[Records about charts and figures]
<<<<

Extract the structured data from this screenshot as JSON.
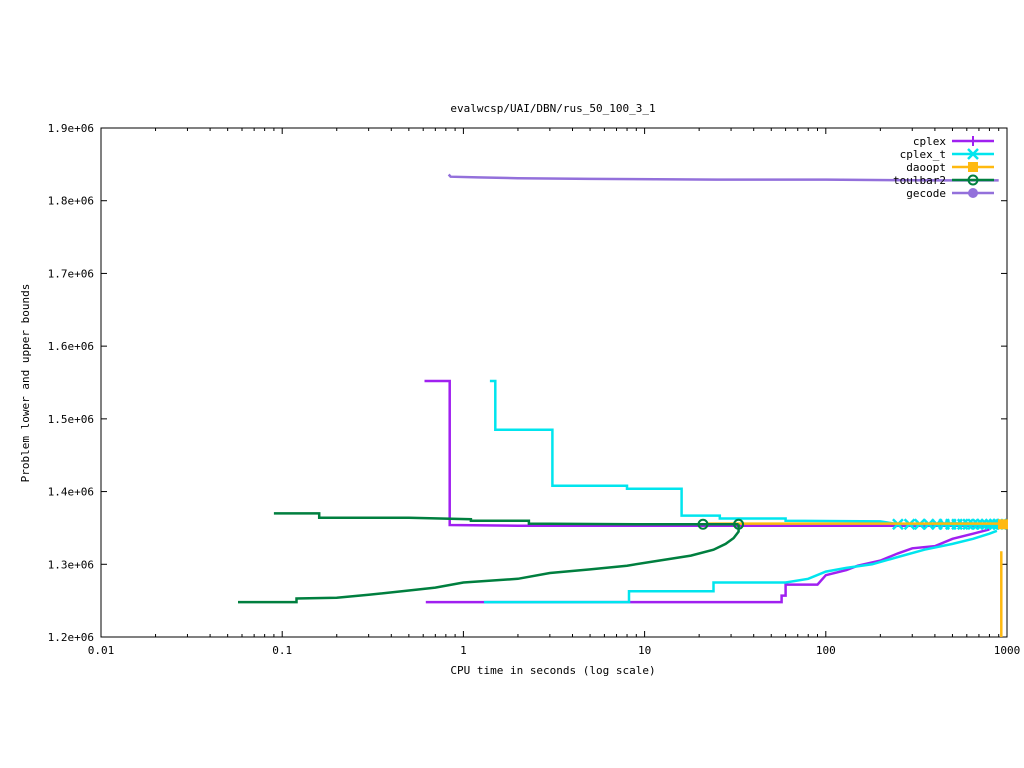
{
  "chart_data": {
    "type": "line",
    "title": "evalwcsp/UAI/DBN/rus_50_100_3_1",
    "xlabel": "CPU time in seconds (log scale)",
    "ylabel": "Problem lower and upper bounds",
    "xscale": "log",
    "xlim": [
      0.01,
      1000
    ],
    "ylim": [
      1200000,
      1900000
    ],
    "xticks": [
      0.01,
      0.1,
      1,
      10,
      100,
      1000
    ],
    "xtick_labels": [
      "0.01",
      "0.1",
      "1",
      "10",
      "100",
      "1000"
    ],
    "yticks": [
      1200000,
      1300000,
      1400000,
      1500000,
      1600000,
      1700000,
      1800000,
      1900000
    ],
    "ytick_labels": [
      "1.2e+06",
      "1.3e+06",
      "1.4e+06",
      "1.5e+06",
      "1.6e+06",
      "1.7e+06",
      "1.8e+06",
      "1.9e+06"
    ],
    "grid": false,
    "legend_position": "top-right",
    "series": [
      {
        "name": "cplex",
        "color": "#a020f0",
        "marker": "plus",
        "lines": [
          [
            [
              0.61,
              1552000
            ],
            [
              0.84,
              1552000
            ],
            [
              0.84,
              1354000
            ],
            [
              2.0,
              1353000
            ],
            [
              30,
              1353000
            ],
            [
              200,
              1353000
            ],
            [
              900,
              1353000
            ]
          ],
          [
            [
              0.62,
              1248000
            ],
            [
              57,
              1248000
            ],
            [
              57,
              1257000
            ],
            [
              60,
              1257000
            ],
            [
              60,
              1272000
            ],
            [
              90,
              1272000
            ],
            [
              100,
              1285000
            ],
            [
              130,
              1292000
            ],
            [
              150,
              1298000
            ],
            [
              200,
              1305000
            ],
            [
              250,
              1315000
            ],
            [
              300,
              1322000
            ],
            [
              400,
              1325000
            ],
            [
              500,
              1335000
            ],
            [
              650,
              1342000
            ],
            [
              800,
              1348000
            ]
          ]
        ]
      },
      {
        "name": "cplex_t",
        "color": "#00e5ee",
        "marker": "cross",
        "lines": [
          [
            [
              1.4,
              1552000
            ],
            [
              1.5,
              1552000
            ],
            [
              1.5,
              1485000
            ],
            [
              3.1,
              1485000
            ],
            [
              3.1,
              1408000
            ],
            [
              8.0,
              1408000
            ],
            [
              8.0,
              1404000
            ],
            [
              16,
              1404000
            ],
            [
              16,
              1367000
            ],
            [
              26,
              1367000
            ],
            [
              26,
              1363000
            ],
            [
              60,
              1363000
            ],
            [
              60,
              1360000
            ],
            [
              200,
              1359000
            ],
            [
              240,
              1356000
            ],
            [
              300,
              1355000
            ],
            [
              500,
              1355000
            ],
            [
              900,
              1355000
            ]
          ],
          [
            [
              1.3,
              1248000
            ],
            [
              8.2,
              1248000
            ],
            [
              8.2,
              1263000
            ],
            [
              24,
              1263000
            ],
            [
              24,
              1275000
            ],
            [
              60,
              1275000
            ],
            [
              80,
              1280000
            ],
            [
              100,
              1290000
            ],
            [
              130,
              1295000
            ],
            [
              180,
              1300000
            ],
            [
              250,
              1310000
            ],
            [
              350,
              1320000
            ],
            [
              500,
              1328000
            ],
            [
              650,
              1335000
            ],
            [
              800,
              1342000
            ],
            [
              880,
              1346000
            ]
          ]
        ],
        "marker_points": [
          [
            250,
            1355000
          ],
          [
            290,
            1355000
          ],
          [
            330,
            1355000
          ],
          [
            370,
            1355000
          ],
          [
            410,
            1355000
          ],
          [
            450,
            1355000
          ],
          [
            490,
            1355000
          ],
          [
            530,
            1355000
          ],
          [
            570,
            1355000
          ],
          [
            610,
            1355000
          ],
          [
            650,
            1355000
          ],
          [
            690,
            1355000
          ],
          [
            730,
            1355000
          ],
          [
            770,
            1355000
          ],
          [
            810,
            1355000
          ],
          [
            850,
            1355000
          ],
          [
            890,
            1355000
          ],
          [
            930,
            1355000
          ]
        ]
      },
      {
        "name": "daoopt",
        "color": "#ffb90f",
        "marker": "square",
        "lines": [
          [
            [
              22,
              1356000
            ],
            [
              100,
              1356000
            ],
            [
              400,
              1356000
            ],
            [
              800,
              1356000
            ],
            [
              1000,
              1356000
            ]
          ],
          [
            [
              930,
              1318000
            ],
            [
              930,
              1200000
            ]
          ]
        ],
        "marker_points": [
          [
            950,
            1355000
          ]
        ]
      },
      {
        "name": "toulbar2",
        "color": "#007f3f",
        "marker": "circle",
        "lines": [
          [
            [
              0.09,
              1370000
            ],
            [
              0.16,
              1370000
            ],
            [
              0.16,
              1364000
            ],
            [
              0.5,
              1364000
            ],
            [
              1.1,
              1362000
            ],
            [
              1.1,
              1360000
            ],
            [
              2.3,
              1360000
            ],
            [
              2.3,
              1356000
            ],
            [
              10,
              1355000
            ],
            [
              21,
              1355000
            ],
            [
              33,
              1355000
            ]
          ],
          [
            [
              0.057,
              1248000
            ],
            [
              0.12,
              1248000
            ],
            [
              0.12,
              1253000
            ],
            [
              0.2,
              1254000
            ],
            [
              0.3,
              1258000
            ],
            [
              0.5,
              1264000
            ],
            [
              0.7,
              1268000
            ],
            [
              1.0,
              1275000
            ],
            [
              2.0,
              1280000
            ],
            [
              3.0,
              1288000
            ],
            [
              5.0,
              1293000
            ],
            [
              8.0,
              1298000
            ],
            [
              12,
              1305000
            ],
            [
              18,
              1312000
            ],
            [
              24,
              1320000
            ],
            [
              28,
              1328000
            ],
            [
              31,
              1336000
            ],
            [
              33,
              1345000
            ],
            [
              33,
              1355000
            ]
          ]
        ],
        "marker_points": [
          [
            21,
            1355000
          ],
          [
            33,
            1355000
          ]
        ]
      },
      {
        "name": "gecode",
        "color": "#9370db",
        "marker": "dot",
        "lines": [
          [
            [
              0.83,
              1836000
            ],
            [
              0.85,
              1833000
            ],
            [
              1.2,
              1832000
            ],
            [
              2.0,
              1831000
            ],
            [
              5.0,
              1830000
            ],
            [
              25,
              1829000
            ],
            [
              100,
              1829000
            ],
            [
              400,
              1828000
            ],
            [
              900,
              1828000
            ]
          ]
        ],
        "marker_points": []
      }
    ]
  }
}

>>>>
<<<<

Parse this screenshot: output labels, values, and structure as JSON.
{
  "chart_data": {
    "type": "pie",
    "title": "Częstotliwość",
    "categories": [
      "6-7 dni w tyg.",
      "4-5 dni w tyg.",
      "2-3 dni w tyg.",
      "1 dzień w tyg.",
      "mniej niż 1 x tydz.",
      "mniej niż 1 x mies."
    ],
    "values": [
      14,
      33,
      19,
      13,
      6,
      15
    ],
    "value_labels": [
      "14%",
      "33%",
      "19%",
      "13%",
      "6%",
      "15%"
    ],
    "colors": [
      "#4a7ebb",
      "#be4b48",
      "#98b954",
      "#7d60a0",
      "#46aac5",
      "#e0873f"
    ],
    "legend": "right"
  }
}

>>>>

> TASK DESCRIPTION: Each line that holds the word "screenshot" should be extracted from the records.

> SOLUTION:
Extract the structured data from this screenshot as JSON.
Parse this screenshot: output labels, values, and structure as JSON.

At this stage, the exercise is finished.